Search the listing below for the string "background" and copy every line where it occurs.

%%

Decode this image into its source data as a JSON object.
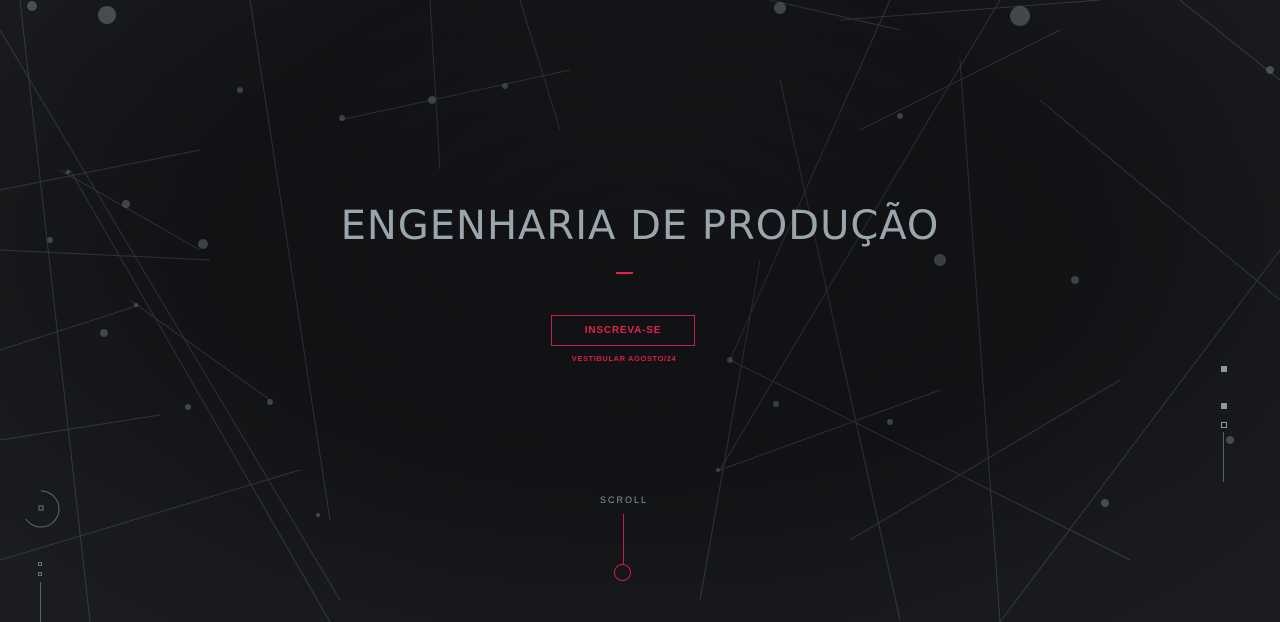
{
  "hero": {
    "title": "ENGENHARIA DE PRODUÇÃO",
    "cta_label": "INSCREVA-SE",
    "cta_subtitle": "VESTIBULAR AGOSTO/24"
  },
  "scroll": {
    "label": "SCROLL"
  },
  "side_nav": {
    "items": [
      {
        "icon": "filled-square-dot",
        "active": false
      },
      {
        "icon": "filled-square-dot",
        "active": false
      },
      {
        "icon": "hollow-square-dot",
        "active": true
      }
    ]
  },
  "colors": {
    "accent": "#e0234b",
    "title": "#9aa6ae",
    "background": "#16171a"
  }
}
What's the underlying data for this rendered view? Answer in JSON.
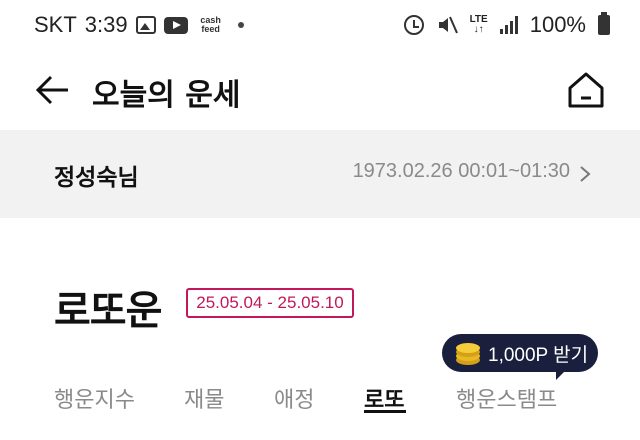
{
  "status_bar": {
    "carrier": "SKT",
    "time": "3:39",
    "cashfeed_line1": "cash",
    "cashfeed_line2": "feed",
    "lte_top": "LTE",
    "lte_bottom": "↓↑",
    "battery": "100%",
    "icons": [
      "gallery-icon",
      "youtube-icon",
      "cashfeed-icon",
      "notification-dot-icon",
      "alarm-icon",
      "mute-icon",
      "lte-icon",
      "signal-icon",
      "battery-icon"
    ]
  },
  "header": {
    "title": "오늘의 운세",
    "back_icon": "arrow-left-icon",
    "home_icon": "home-icon"
  },
  "profile": {
    "name": "정성숙님",
    "birth": "1973.02.26 00:01~01:30",
    "chevron_icon": "chevron-right-icon"
  },
  "section": {
    "title": "로또운",
    "date_range": "25.05.04 - 25.05.10",
    "accent_color": "#c2185b"
  },
  "tooltip": {
    "label": "1,000P 받기",
    "icon": "coin-stack-icon",
    "background": "#1a1f3d"
  },
  "tabs": [
    {
      "label": "행운지수",
      "active": false
    },
    {
      "label": "재물",
      "active": false
    },
    {
      "label": "애정",
      "active": false
    },
    {
      "label": "로또",
      "active": true
    },
    {
      "label": "행운스탬프",
      "active": false
    }
  ]
}
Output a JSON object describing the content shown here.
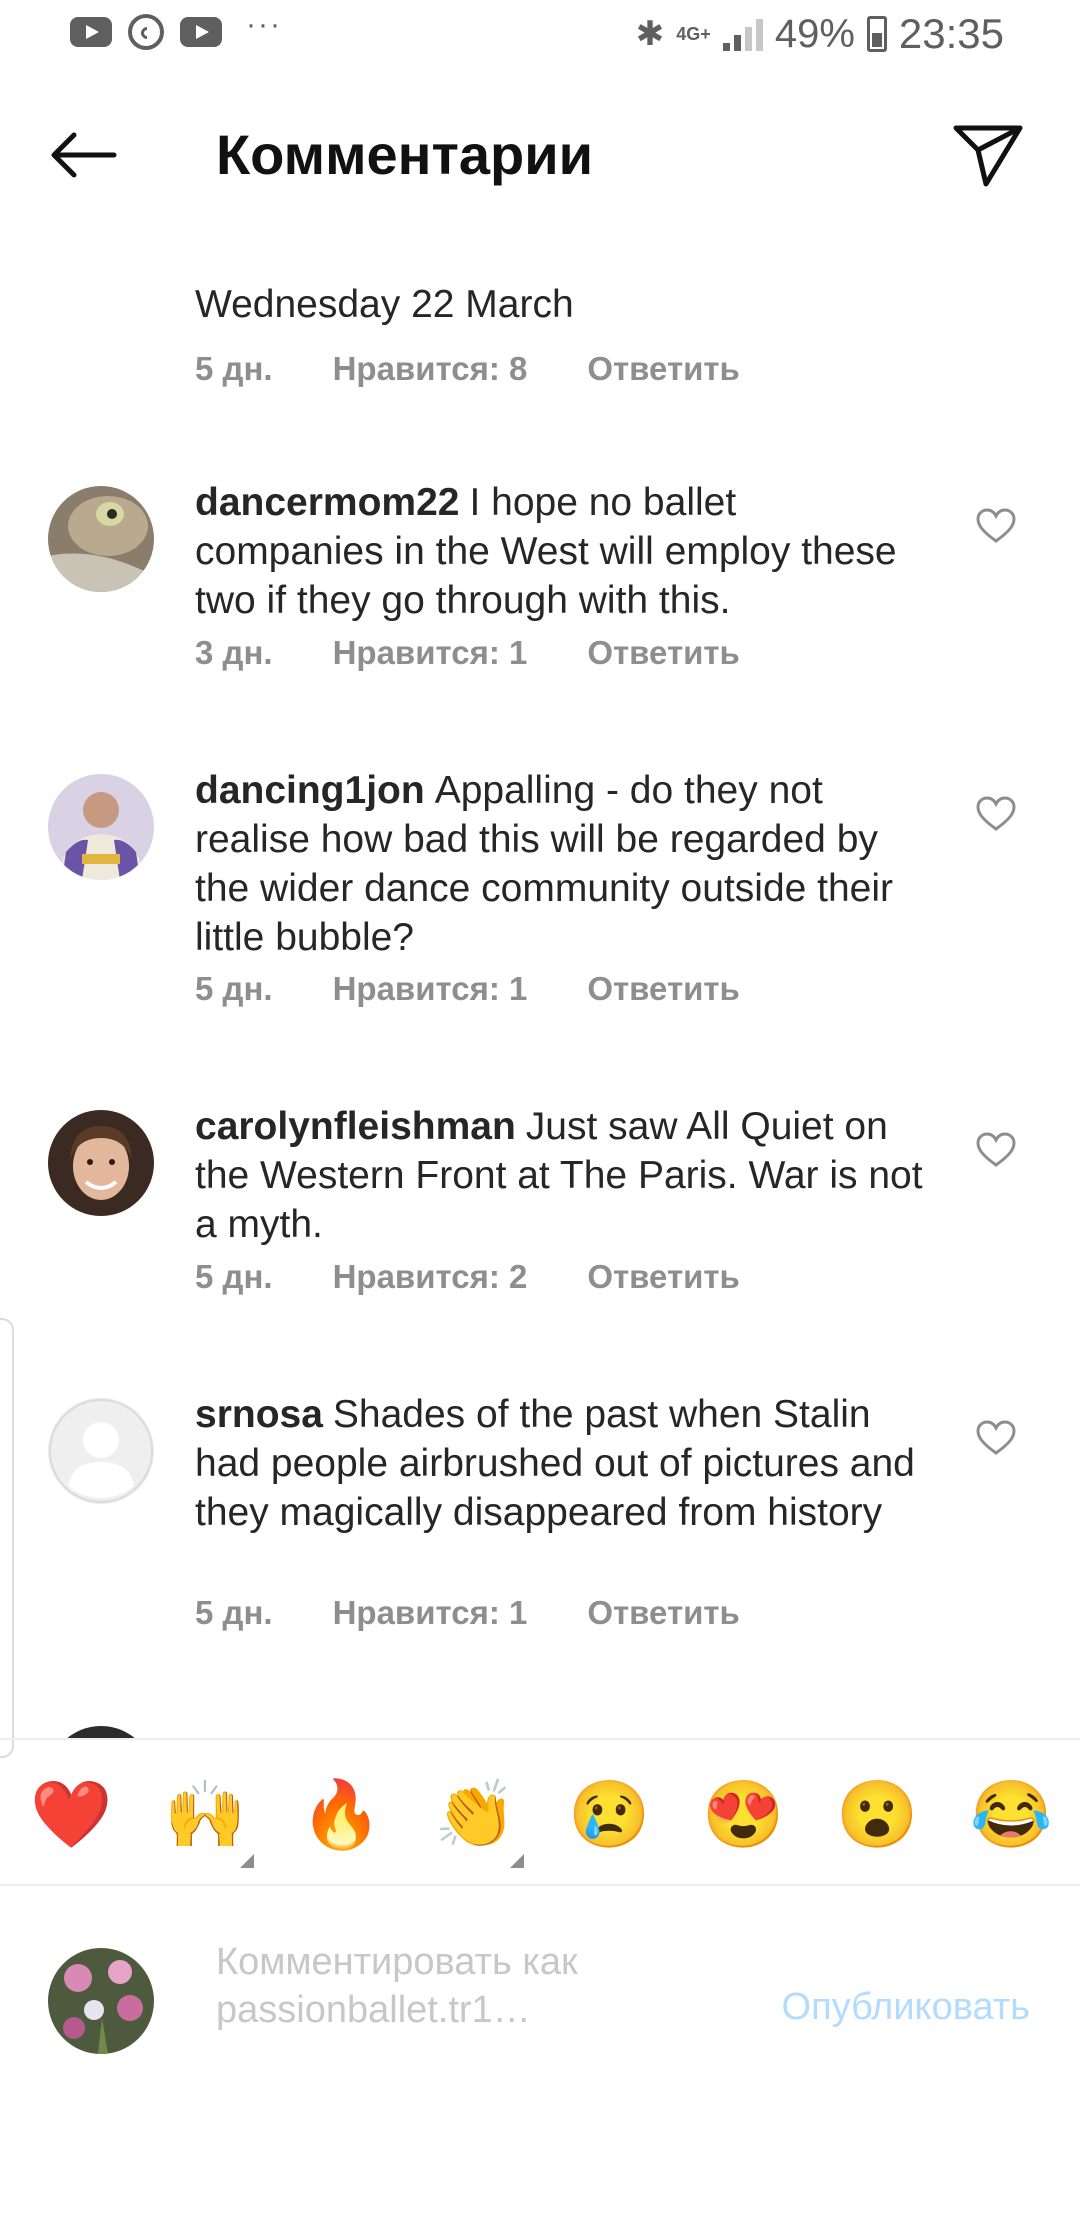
{
  "status_bar": {
    "left_icons": [
      "youtube-icon",
      "whatsapp-icon",
      "youtube-icon",
      "more-dots-icon"
    ],
    "network": "4G+",
    "battery": "49%",
    "time": "23:35"
  },
  "header": {
    "title": "Комментарии"
  },
  "comments": [
    {
      "username": "",
      "text": "Wednesday 22 March",
      "time": "5 дн.",
      "likes": "Нравится: 8",
      "reply": "Ответить"
    },
    {
      "username": "dancermom22",
      "text": "I hope no ballet companies in the West will employ these two if they go through with this.",
      "time": "3 дн.",
      "likes": "Нравится: 1",
      "reply": "Ответить"
    },
    {
      "username": "dancing1jon",
      "text": "Appalling - do they not realise how bad this will be regarded by the wider dance community outside their little bubble?",
      "time": "5 дн.",
      "likes": "Нравится: 1",
      "reply": "Ответить"
    },
    {
      "username": "carolynfleishman",
      "text": "Just saw All Quiet on the Western Front at The Paris. War is not a myth.",
      "time": "5 дн.",
      "likes": "Нравится: 2",
      "reply": "Ответить"
    },
    {
      "username": "srnosa",
      "text": "Shades of the past when Stalin had people airbrushed out of pictures and they magically disappeared from history",
      "time": "5 дн.",
      "likes": "Нравится: 1",
      "reply": "Ответить"
    }
  ],
  "emoji_bar": [
    "❤️",
    "🙌",
    "🔥",
    "👏",
    "😢",
    "😍",
    "😮",
    "😂"
  ],
  "composer": {
    "placeholder": "Комментировать как passionballet.tr1…",
    "publish_label": "Опубликовать"
  },
  "colors": {
    "text": "#262626",
    "meta": "#8e8e8e",
    "publish_disabled": "#b3dbff"
  }
}
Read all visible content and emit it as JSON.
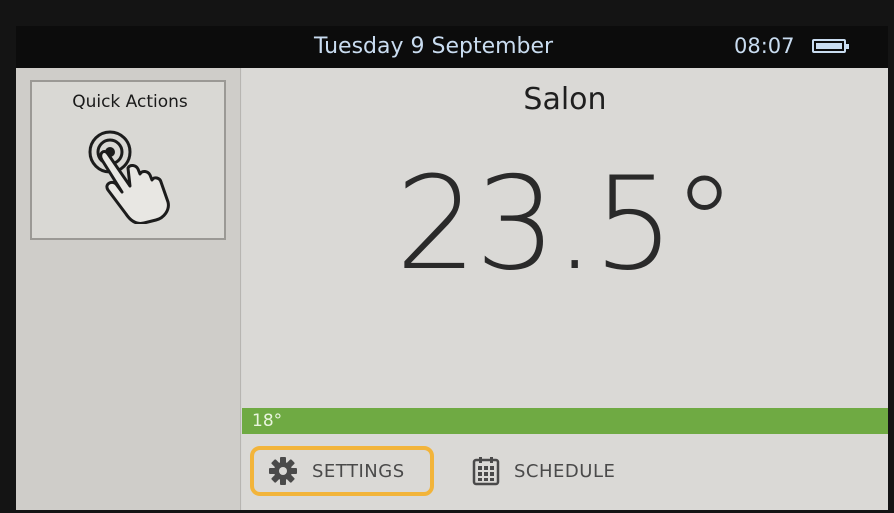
{
  "header": {
    "date": "Tuesday  9 September",
    "time": "08:07",
    "battery_icon": "battery-full-icon"
  },
  "sidebar": {
    "quick_actions": {
      "label": "Quick Actions",
      "icon": "touch-hand-icon"
    }
  },
  "main": {
    "room_name": "Salon",
    "current_temperature": "23.5°",
    "setpoint_label": "18°",
    "buttons": {
      "settings": {
        "label": "SETTINGS",
        "icon": "gear-icon",
        "highlighted": true
      },
      "schedule": {
        "label": "SCHEDULE",
        "icon": "calendar-icon"
      }
    }
  },
  "colors": {
    "accent_highlight": "#f2b43a",
    "setpoint_bar": "#6faa43",
    "header_text": "#c9dcf0"
  }
}
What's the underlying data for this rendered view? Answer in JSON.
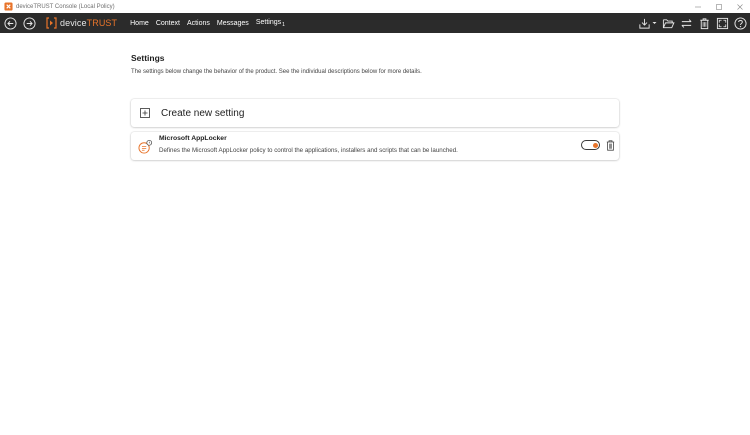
{
  "window": {
    "title": "deviceTRUST Console (Local Policy)"
  },
  "toolbar": {
    "brand_primary": "device",
    "brand_accent": "TRUST",
    "menu": [
      {
        "label": "Home"
      },
      {
        "label": "Context"
      },
      {
        "label": "Actions"
      },
      {
        "label": "Messages"
      },
      {
        "label": "Settings",
        "badge": "1"
      }
    ]
  },
  "page": {
    "title": "Settings",
    "description": "The settings below change the behavior of the product. See the individual descriptions below for more details.",
    "create_label": "Create new setting",
    "settings": [
      {
        "title": "Microsoft AppLocker",
        "description": "Defines the Microsoft AppLocker policy to control the applications, installers and scripts that can be launched.",
        "enabled": true
      }
    ]
  },
  "colors": {
    "accent": "#e8742a",
    "toolbar_bg": "#2b2b2b"
  },
  "icons": {
    "toolbar": [
      "download-icon",
      "open-folder-icon",
      "compare-icon",
      "delete-icon",
      "fullscreen-icon",
      "help-icon"
    ]
  }
}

%%

- Answer to this exercise:
    "background": "#16171a"
    "background": "#1a1f3d"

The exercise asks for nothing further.